--- Provided entries ---
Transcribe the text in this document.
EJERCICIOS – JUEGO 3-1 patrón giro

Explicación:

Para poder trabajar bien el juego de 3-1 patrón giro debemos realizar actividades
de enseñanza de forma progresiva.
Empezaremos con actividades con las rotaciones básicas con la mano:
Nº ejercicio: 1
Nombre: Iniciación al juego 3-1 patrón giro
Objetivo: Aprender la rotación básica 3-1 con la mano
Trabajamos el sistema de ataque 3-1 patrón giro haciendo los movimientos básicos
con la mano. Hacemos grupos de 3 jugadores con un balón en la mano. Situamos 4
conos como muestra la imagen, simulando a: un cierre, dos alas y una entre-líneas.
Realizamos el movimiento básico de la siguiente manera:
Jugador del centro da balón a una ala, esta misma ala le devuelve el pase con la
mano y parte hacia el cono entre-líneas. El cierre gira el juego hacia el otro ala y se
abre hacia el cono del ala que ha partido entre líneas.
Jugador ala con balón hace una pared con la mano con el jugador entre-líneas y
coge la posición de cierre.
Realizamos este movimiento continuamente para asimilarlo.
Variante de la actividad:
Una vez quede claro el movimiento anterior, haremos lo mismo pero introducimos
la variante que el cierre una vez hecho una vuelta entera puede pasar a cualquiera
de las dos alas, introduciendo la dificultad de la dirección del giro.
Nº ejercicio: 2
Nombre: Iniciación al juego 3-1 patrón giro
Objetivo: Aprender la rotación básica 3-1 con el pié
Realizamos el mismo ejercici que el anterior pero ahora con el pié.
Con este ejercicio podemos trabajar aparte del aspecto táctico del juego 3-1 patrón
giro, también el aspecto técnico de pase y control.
---
--- Provided entries ---
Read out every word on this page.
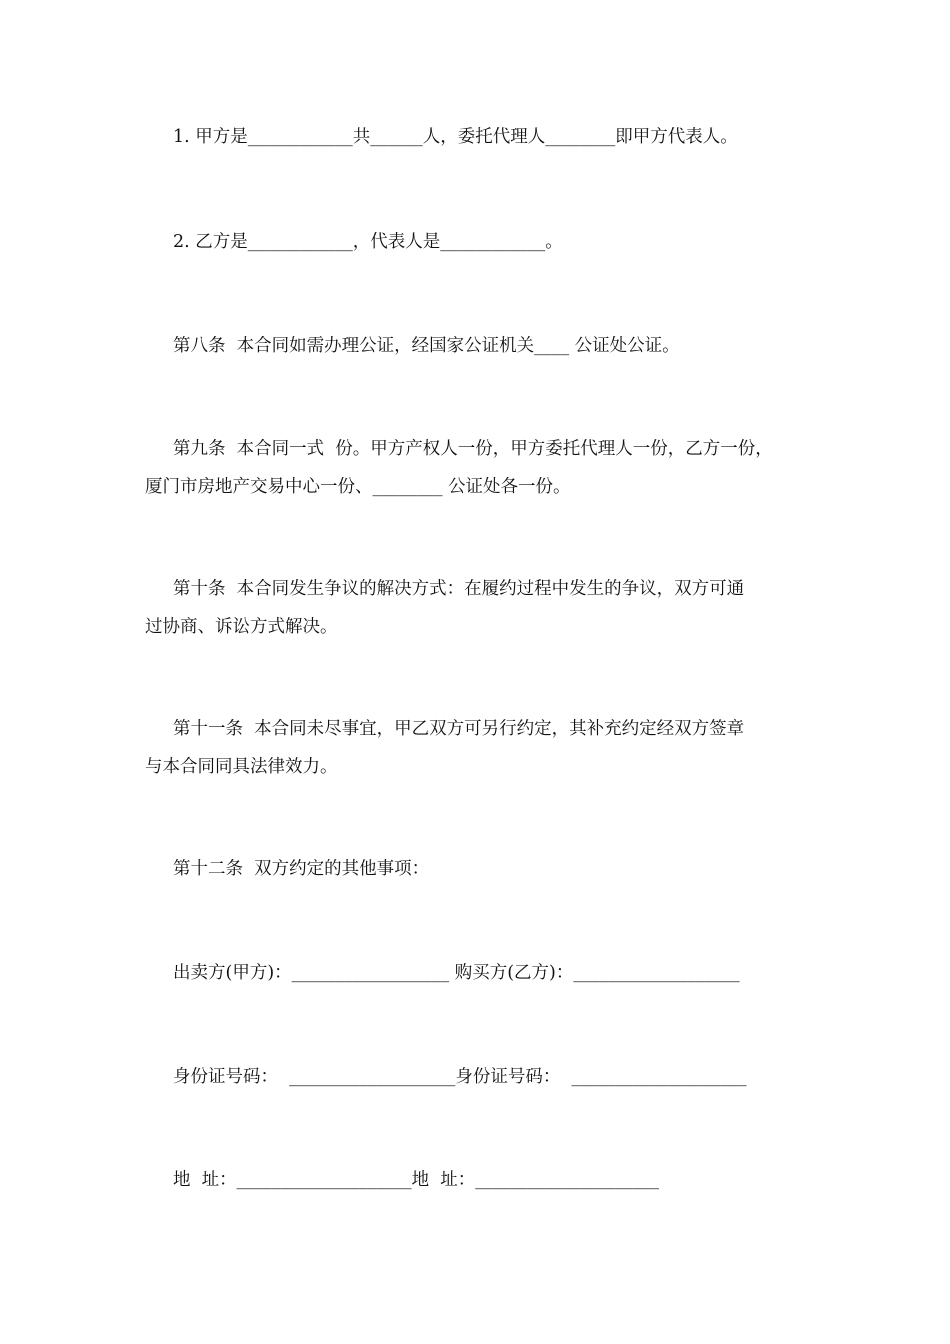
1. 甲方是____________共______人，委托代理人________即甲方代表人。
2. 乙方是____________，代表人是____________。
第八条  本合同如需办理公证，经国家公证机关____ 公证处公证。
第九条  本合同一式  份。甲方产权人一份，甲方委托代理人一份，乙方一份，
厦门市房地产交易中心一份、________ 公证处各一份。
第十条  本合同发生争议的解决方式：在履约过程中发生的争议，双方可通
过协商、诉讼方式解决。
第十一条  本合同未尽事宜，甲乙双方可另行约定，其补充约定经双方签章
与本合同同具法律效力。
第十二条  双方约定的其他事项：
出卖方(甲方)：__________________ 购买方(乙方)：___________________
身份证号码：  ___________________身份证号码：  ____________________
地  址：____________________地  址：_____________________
---
- [Written task]: Answer with one number: how many lines of the entries above include the word "entre".

- [The reply]: 4